> **WHAT IS BEING ASKED**
Output an exact reproduction of the data.

> **RECORDS FOR THE EXERCISE**
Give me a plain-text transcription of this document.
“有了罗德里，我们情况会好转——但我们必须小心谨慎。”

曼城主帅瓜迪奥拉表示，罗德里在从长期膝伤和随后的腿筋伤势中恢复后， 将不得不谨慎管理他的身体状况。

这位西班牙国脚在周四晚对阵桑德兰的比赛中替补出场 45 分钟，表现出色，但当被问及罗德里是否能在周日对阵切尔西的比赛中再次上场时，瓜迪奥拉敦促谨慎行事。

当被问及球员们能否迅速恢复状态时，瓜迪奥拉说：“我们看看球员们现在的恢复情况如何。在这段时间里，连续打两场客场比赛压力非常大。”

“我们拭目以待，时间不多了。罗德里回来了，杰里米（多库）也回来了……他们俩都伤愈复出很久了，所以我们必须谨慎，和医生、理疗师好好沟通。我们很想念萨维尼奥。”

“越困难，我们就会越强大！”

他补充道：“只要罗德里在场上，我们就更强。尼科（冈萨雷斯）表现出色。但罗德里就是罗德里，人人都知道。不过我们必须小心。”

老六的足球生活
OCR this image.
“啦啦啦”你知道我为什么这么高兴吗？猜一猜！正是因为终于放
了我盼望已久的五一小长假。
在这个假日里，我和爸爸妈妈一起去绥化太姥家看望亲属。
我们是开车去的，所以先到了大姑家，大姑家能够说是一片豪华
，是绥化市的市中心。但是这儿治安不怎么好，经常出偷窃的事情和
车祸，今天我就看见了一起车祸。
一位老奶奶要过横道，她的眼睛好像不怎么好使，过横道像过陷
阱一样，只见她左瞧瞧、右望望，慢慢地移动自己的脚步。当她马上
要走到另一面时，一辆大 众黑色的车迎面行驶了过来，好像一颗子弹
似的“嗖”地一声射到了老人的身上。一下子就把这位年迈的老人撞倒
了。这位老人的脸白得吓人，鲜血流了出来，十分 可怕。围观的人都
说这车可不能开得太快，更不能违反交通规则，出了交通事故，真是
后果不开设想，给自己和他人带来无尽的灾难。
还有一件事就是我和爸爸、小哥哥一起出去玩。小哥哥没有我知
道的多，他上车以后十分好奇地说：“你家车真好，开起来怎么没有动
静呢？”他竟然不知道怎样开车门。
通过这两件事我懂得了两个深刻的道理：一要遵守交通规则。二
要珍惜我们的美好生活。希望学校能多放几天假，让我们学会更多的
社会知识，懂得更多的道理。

> **RESULT FOR THIS TASK**
Give me a plain-text transcription of this document.
“有了罗德里，我们情况会好转——但我们必须小心谨慎。”

曼城主帅瓜迪奥拉表示，罗德里在从长期膝伤和随后的腿筋伤势中恢复后， 将不得不谨慎管理他的身体状况。

这位西班牙国脚在周四晚对阵桑德兰的比赛中替补出场 45 分钟，表现出色，但当被问及罗德里是否能在周日对阵切尔西的比赛中再次上场时，瓜迪奥拉敦促谨慎行事。

当被问及球员们能否迅速恢复状态时，瓜迪奥拉说：“我们看看球员们现在的恢复情况如何。在这段时间里，连续打两场客场比赛压力非常大。”

“我们拭目以待，时间不多了。罗德里回来了，杰里米（多库）也回来了……他们俩都伤愈复出很久了，所以我们必须谨慎，和医生、理疗师好好沟通。我们很想念萨维尼奥。”

“越困难，我们就会越强大！”

他补充道：“只要罗德里在场上，我们就更强。尼科（冈萨雷斯）表现出色。但罗德里就是罗德里，人人都知道。不过我们必须小心。”

老六的足球生活
OCR this image.
“啦啦啦”你知道我为什么这么高兴吗？猜一猜！正是因为终于放
了我盼望已久的五一小长假。
在这个假日里，我和爸爸妈妈一起去绥化太姥家看望亲属。
我们是开车去的，所以先到了大姑家，大姑家能够说是一片豪华
，是绥化市的市中心。但是这儿治安不怎么好，经常出偷窃的事情和
车祸，今天我就看见了一起车祸。
一位老奶奶要过横道，她的眼睛好像不怎么好使，过横道像过陷
阱一样，只见她左瞧瞧、右望望，慢慢地移动自己的脚步。当她马上
要走到另一面时，一辆大 众黑色的车迎面行驶了过来，好像一颗子弹
似的“嗖”地一声射到了老人的身上。一下子就把这位年迈的老人撞倒
了。这位老人的脸白得吓人，鲜血流了出来，十分 可怕。围观的人都
说这车可不能开得太快，更不能违反交通规则，出了交通事故，真是
后果不开设想，给自己和他人带来无尽的灾难。
还有一件事就是我和爸爸、小哥哥一起出去玩。小哥哥没有我知
道的多，他上车以后十分好奇地说：“你家车真好，开起来怎么没有动
静呢？”他竟然不知道怎样开车门。
通过这两件事我懂得了两个深刻的道理：一要遵守交通规则。二
要珍惜我们的美好生活。希望学校能多放几天假，让我们学会更多的
社会知识，懂得更多的道理。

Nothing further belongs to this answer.